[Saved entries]
= = = = = = =
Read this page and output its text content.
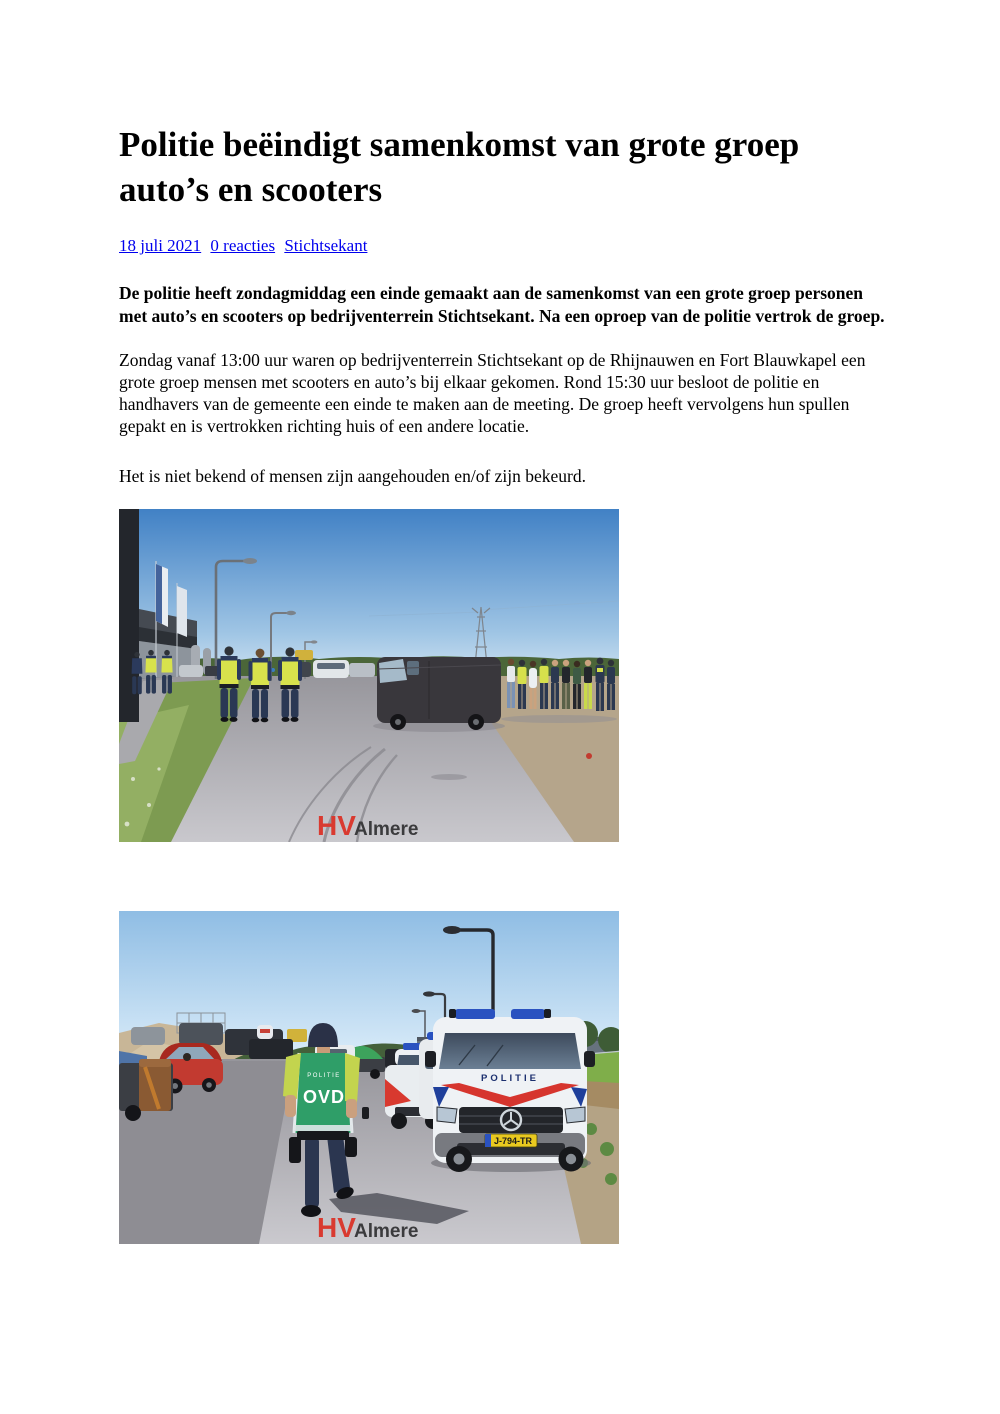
Politie beëindigt samenkomst van grote groep auto’s en scooters
18 juli 2021 0 reacties Stichtsekant

De politie heeft zondagmiddag een einde gemaakt aan de samenkomst van een grote groep personen met auto’s en scooters op bedrijventerrein Stichtsekant. Na een oproep van de politie vertrok de groep.

Zondag vanaf 13:00 uur waren op bedrijventerrein Stichtsekant op de Rhijnauwen en Fort Blauwkapel een grote groep mensen met scooters en auto’s bij elkaar gekomen. Rond 15:30 uur besloot de politie en handhavers van de gemeente een einde te maken aan de meeting. De groep heeft vervolgens hun spullen gepakt en is vertrokken richting huis of een andere locatie.

Het is niet bekend of mensen zijn aangehouden en/of zijn bekeurd.

HV
Almere
POLITIE
J-794-TR
POLITIE
OVD
HV
Almere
= = = = = = =
Return each line where "Stichtsekant" shows up.

• _Result for this exercise_
18 juli 2021 0 reacties Stichtsekant
De politie heeft zondagmiddag een einde gemaakt aan de samenkomst van een grote groep personen met auto’s en scooters op bedrijventerrein Stichtsekant. Na een oproep van de politie vertrok de groep.
Zondag vanaf 13:00 uur waren op bedrijventerrein Stichtsekant op de Rhijnauwen en Fort Blauwkapel een grote groep mensen met scooters en auto’s bij elkaar gekomen. Rond 15:30 uur besloot de politie en handhavers van de gemeente een einde te maken aan de meeting. De groep heeft vervolgens hun spullen gepakt en is vertrokken richting huis of een andere locatie.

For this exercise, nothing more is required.